### Excerpted data ###
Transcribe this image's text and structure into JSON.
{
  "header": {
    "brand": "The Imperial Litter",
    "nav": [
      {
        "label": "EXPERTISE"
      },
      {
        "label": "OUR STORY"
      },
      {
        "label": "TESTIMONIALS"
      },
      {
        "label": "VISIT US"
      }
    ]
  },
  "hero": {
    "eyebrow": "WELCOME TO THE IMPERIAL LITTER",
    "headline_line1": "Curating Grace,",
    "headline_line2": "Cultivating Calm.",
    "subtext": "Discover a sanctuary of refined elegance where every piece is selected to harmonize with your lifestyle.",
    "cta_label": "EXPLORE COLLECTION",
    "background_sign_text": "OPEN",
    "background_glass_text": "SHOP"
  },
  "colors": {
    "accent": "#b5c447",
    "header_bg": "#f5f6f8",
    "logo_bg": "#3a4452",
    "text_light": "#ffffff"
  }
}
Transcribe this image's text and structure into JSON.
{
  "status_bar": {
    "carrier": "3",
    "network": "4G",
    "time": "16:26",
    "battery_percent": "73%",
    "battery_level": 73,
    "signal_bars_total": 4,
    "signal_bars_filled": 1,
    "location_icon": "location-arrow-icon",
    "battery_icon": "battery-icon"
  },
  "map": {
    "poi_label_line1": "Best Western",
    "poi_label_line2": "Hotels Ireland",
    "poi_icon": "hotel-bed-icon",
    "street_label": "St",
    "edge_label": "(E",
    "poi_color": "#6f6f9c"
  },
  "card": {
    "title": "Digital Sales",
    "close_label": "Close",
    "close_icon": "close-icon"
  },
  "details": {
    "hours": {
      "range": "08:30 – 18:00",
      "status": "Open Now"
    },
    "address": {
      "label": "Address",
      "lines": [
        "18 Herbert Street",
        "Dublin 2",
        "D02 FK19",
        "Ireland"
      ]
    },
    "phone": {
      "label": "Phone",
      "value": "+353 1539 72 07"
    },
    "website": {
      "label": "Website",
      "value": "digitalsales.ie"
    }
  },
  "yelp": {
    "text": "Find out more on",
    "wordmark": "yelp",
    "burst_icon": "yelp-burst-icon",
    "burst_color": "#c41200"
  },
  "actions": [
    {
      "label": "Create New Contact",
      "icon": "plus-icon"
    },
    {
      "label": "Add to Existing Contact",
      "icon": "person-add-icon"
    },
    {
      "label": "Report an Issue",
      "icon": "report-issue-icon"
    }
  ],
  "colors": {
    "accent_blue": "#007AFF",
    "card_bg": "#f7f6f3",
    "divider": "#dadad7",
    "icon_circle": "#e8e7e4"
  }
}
###
* [Work to complete]
Every record should be repeated exactly; please leave none out.

* [Reply to the task]
Transcribe this image's text and structure into JSON.
{
  "header": {
    "brand": "The Imperial Litter",
    "nav": [
      {
        "label": "EXPERTISE"
      },
      {
        "label": "OUR STORY"
      },
      {
        "label": "TESTIMONIALS"
      },
      {
        "label": "VISIT US"
      }
    ]
  },
  "hero": {
    "eyebrow": "WELCOME TO THE IMPERIAL LITTER",
    "headline_line1": "Curating Grace,",
    "headline_line2": "Cultivating Calm.",
    "subtext": "Discover a sanctuary of refined elegance where every piece is selected to harmonize with your lifestyle.",
    "cta_label": "EXPLORE COLLECTION",
    "background_sign_text": "OPEN",
    "background_glass_text": "SHOP"
  },
  "colors": {
    "accent": "#b5c447",
    "header_bg": "#f5f6f8",
    "logo_bg": "#3a4452",
    "text_light": "#ffffff"
  }
}
Transcribe this image's text and structure into JSON.
{
  "status_bar": {
    "carrier": "3",
    "network": "4G",
    "time": "16:26",
    "battery_percent": "73%",
    "battery_level": 73,
    "signal_bars_total": 4,
    "signal_bars_filled": 1,
    "location_icon": "location-arrow-icon",
    "battery_icon": "battery-icon"
  },
  "map": {
    "poi_label_line1": "Best Western",
    "poi_label_line2": "Hotels Ireland",
    "poi_icon": "hotel-bed-icon",
    "street_label": "St",
    "edge_label": "(E",
    "poi_color": "#6f6f9c"
  },
  "card": {
    "title": "Digital Sales",
    "close_label": "Close",
    "close_icon": "close-icon"
  },
  "details": {
    "hours": {
      "range": "08:30 – 18:00",
      "status": "Open Now"
    },
    "address": {
      "label": "Address",
      "lines": [
        "18 Herbert Street",
        "Dublin 2",
        "D02 FK19",
        "Ireland"
      ]
    },
    "phone": {
      "label": "Phone",
      "value": "+353 1539 72 07"
    },
    "website": {
      "label": "Website",
      "value": "digitalsales.ie"
    }
  },
  "yelp": {
    "text": "Find out more on",
    "wordmark": "yelp",
    "burst_icon": "yelp-burst-icon",
    "burst_color": "#c41200"
  },
  "actions": [
    {
      "label": "Create New Contact",
      "icon": "plus-icon"
    },
    {
      "label": "Add to Existing Contact",
      "icon": "person-add-icon"
    },
    {
      "label": "Report an Issue",
      "icon": "report-issue-icon"
    }
  ],
  "colors": {
    "accent_blue": "#007AFF",
    "card_bg": "#f7f6f3",
    "divider": "#dadad7",
    "icon_circle": "#e8e7e4"
  }
}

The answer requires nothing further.